Quote the entries that follow exactly, leaving none out.

----------------

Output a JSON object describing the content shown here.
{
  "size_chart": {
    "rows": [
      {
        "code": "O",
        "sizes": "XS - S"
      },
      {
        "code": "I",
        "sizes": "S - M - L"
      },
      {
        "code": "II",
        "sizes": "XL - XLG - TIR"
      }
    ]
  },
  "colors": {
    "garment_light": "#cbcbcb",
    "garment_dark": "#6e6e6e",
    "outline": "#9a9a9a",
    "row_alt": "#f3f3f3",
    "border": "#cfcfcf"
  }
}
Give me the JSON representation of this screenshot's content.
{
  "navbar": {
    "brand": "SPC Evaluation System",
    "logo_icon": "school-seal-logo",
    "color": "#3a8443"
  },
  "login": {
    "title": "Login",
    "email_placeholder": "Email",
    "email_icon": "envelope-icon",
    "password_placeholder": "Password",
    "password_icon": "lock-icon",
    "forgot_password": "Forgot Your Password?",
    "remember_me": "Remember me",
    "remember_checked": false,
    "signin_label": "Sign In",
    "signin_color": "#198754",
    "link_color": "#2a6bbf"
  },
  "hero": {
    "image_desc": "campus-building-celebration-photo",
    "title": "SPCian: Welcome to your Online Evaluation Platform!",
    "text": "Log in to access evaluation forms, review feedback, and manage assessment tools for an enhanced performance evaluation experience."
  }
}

----------------

• IN RESPONSE:
Output a JSON object describing the content shown here.
{
  "size_chart": {
    "rows": [
      {
        "code": "O",
        "sizes": "XS - S"
      },
      {
        "code": "I",
        "sizes": "S - M - L"
      },
      {
        "code": "II",
        "sizes": "XL - XLG - TIR"
      }
    ]
  },
  "colors": {
    "garment_light": "#cbcbcb",
    "garment_dark": "#6e6e6e",
    "outline": "#9a9a9a",
    "row_alt": "#f3f3f3",
    "border": "#cfcfcf"
  }
}
Give me the JSON representation of this screenshot's content.
{
  "navbar": {
    "brand": "SPC Evaluation System",
    "logo_icon": "school-seal-logo",
    "color": "#3a8443"
  },
  "login": {
    "title": "Login",
    "email_placeholder": "Email",
    "email_icon": "envelope-icon",
    "password_placeholder": "Password",
    "password_icon": "lock-icon",
    "forgot_password": "Forgot Your Password?",
    "remember_me": "Remember me",
    "remember_checked": false,
    "signin_label": "Sign In",
    "signin_color": "#198754",
    "link_color": "#2a6bbf"
  },
  "hero": {
    "image_desc": "campus-building-celebration-photo",
    "title": "SPCian: Welcome to your Online Evaluation Platform!",
    "text": "Log in to access evaluation forms, review feedback, and manage assessment tools for an enhanced performance evaluation experience."
  }
}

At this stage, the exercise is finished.